--- Begin SUPPLIED MATERIAL ---

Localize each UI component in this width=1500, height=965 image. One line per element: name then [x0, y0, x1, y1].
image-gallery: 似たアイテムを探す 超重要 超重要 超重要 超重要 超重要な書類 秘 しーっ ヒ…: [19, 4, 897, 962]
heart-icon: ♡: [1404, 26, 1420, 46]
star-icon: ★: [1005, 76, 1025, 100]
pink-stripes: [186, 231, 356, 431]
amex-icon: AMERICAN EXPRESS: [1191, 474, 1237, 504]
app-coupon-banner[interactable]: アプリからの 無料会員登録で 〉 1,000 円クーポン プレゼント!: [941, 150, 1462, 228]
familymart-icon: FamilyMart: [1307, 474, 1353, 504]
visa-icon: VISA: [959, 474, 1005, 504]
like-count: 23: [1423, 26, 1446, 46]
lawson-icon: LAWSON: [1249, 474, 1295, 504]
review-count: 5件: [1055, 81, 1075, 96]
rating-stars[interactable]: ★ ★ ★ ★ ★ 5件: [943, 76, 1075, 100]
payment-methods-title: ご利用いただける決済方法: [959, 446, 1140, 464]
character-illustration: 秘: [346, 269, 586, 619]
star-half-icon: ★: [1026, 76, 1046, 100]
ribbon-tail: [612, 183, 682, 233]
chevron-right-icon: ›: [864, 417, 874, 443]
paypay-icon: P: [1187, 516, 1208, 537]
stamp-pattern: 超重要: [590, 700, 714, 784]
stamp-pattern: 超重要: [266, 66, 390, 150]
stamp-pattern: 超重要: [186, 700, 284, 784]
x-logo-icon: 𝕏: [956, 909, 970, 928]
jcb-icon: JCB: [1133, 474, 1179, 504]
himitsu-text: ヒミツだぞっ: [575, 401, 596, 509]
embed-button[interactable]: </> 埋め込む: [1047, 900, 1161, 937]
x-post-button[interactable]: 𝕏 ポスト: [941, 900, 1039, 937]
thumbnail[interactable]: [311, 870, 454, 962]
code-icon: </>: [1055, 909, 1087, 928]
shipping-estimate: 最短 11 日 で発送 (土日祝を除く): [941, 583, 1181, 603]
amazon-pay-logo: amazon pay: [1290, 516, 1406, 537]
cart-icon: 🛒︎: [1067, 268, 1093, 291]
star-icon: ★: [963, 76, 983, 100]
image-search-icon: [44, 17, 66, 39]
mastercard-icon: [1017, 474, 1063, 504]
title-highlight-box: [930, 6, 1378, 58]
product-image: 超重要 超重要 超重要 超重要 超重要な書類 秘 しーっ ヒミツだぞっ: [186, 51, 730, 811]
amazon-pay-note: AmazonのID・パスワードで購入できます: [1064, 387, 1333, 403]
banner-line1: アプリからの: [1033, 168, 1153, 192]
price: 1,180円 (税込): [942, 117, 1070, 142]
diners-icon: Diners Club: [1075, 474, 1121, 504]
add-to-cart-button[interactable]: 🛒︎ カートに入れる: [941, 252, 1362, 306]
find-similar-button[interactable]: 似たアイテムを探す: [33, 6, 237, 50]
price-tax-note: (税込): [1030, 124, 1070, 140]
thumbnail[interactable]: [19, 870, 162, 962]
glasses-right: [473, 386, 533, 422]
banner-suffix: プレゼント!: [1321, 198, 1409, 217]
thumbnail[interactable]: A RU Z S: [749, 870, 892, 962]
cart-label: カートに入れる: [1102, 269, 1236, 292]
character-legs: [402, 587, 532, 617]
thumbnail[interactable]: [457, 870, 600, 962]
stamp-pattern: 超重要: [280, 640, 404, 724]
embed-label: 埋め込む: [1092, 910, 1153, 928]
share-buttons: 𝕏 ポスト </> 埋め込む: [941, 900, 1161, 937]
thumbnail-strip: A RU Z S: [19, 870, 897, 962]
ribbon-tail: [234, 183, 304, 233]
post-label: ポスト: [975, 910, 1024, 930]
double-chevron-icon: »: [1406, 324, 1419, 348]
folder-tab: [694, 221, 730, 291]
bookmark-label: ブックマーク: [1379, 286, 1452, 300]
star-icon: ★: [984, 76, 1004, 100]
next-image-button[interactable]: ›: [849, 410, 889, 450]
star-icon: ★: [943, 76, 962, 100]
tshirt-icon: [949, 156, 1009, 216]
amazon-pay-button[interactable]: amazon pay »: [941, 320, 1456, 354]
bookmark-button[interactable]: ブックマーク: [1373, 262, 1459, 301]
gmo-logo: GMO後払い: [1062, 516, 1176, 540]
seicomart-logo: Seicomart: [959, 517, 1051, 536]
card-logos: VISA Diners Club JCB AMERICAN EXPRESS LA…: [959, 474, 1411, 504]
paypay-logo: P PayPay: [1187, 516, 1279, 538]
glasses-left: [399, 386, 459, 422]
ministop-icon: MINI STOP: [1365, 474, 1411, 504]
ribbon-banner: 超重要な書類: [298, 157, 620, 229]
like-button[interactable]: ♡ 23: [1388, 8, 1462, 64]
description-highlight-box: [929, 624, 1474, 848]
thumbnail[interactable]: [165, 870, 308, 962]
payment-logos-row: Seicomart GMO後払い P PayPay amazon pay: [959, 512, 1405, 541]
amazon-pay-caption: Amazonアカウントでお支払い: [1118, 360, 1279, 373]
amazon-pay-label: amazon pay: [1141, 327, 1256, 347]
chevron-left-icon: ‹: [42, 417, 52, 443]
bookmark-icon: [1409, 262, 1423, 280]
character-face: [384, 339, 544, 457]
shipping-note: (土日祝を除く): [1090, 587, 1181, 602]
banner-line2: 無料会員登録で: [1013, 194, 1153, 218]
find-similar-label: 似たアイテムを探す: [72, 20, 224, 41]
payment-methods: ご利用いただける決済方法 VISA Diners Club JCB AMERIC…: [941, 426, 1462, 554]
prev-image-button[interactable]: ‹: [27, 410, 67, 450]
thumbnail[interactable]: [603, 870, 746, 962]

--- End SUPPLIED MATERIAL ---

• WHAT IS EXPECTED
Reproduce everything from the start of the material down to the line containing "star-half-icon: ★: [1026, 76, 1046, 100]", including both ends.

• WORKED ANSWER
Localize each UI component in this width=1500, height=965 image. One line per element: name then [x0, y0, x1, y1].
image-gallery: 似たアイテムを探す 超重要 超重要 超重要 超重要 超重要な書類 秘 しーっ ヒ…: [19, 4, 897, 962]
heart-icon: ♡: [1404, 26, 1420, 46]
star-icon: ★: [1005, 76, 1025, 100]
pink-stripes: [186, 231, 356, 431]
amex-icon: AMERICAN EXPRESS: [1191, 474, 1237, 504]
app-coupon-banner[interactable]: アプリからの 無料会員登録で 〉 1,000 円クーポン プレゼント!: [941, 150, 1462, 228]
familymart-icon: FamilyMart: [1307, 474, 1353, 504]
visa-icon: VISA: [959, 474, 1005, 504]
like-count: 23: [1423, 26, 1446, 46]
lawson-icon: LAWSON: [1249, 474, 1295, 504]
review-count: 5件: [1055, 81, 1075, 96]
rating-stars[interactable]: ★ ★ ★ ★ ★ 5件: [943, 76, 1075, 100]
payment-methods-title: ご利用いただける決済方法: [959, 446, 1140, 464]
character-illustration: 秘: [346, 269, 586, 619]
star-half-icon: ★: [1026, 76, 1046, 100]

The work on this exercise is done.